## Stated problem
Write out only the lines from the line containing "What's the underlying" to the end of the listing below, both included, exactly as they stand. Drop the pictures.

[start]

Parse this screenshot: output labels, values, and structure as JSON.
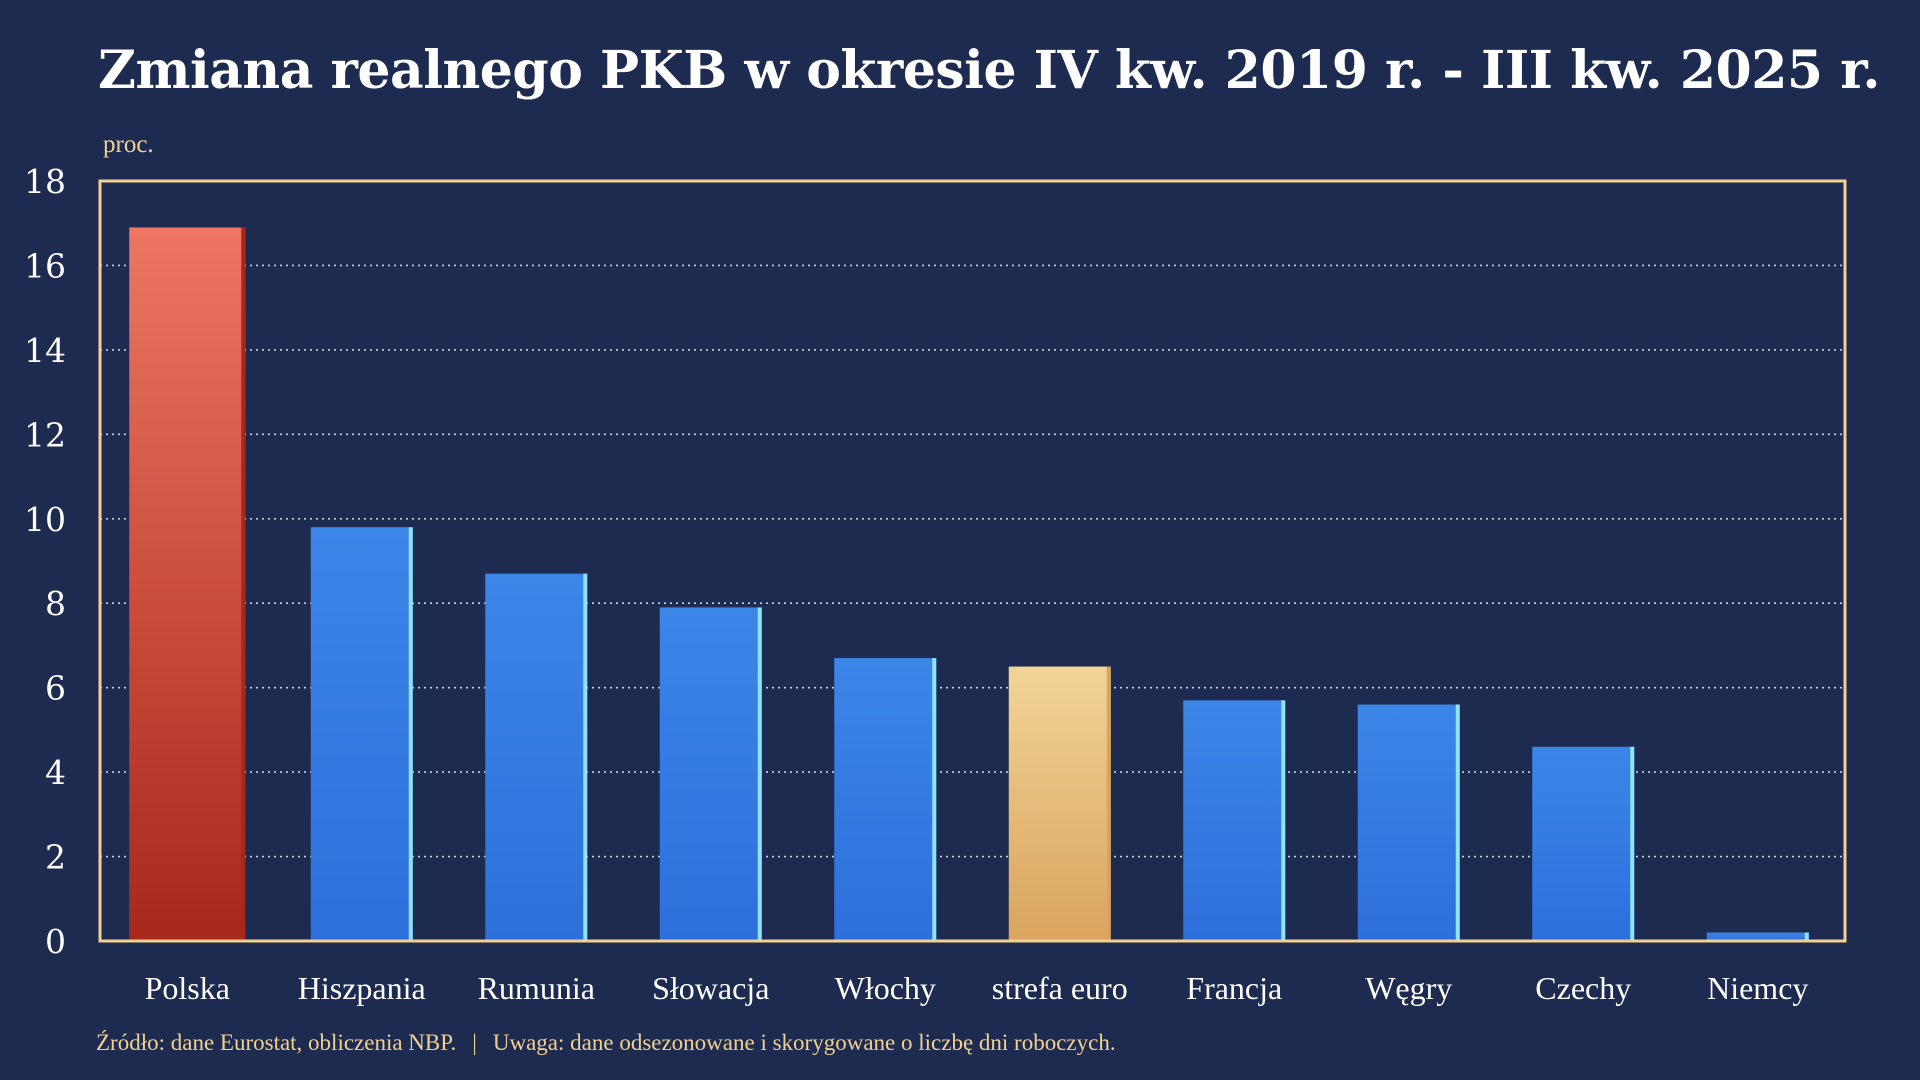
{
  "colors": {
    "background": "#1c2b4f",
    "accent_text": "#f2d08f",
    "frame": "#f2d08f",
    "grid": "#c9d1e0",
    "poland_top": "#ee7662",
    "poland_bottom": "#a8271b",
    "country_top": "#3c86e8",
    "country_bottom": "#2d6fdb",
    "country_edge": "#8fe3ff",
    "euro_top": "#f1d496",
    "euro_bottom": "#d9a45e"
  },
  "chart_data": {
    "type": "bar",
    "title": "Zmiana realnego PKB w okresie IV kw. 2019 r. - III kw. 2025 r.",
    "ylabel": "proc.",
    "xlabel": "",
    "categories": [
      "Polska",
      "Hiszpania",
      "Rumunia",
      "Słowacja",
      "Włochy",
      "strefa euro",
      "Francja",
      "Węgry",
      "Czechy",
      "Niemcy"
    ],
    "values": [
      16.9,
      9.8,
      8.7,
      7.9,
      6.7,
      6.5,
      5.7,
      5.6,
      4.6,
      0.2
    ],
    "highlight": {
      "Polska": "poland",
      "strefa euro": "euro"
    },
    "ylim": [
      0,
      18
    ],
    "yticks": [
      0,
      2,
      4,
      6,
      8,
      10,
      12,
      14,
      16,
      18
    ],
    "grid": true,
    "legend": "none"
  },
  "footer": {
    "source": "Źródło: dane Eurostat, obliczenia NBP.",
    "separator": "|",
    "note": "Uwaga: dane odsezonowane i skorygowane o liczbę dni roboczych."
  }
}
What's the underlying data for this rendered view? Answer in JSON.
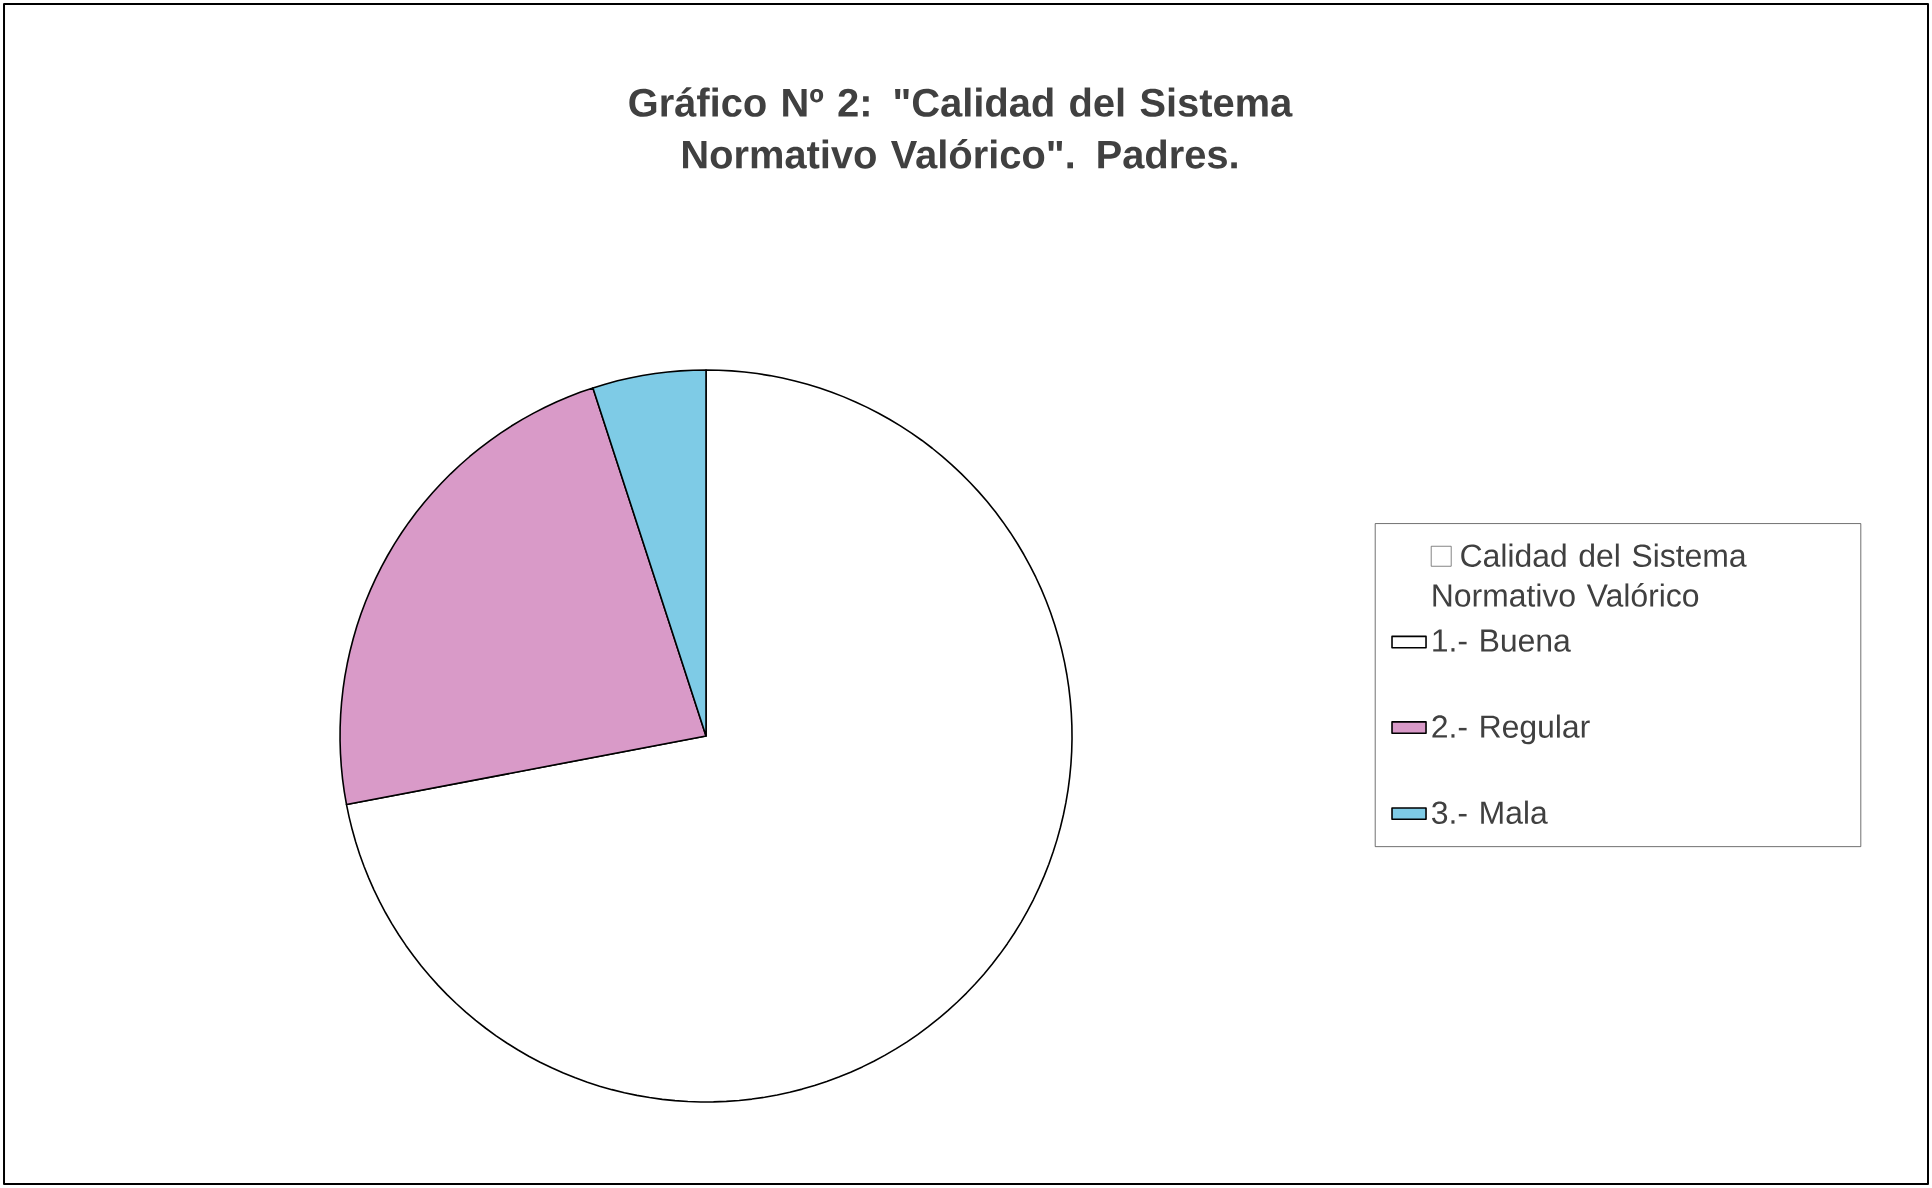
{
  "chart_data": {
    "type": "pie",
    "title": "Gráfico Nº 2: \"Calidad del Sistema Normativo Valórico\". Padres.",
    "legend_title": "Calidad del Sistema Normativo Valórico",
    "categories": [
      "1.- Buena",
      "2.- Regular",
      "3.- Mala"
    ],
    "values": [
      72,
      23,
      5
    ],
    "colors": [
      "#ffffff",
      "#d99ac8",
      "#7ecbe6"
    ],
    "legend": "right"
  }
}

[end]

## Correct result
What's the underlying data for this rendered view? Answer in JSON.
{
  "chart_data": {
    "type": "pie",
    "title": "Gráfico Nº 2: \"Calidad del Sistema Normativo Valórico\". Padres.",
    "legend_title": "Calidad del Sistema Normativo Valórico",
    "categories": [
      "1.- Buena",
      "2.- Regular",
      "3.- Mala"
    ],
    "values": [
      72,
      23,
      5
    ],
    "colors": [
      "#ffffff",
      "#d99ac8",
      "#7ecbe6"
    ],
    "legend": "right"
  }
}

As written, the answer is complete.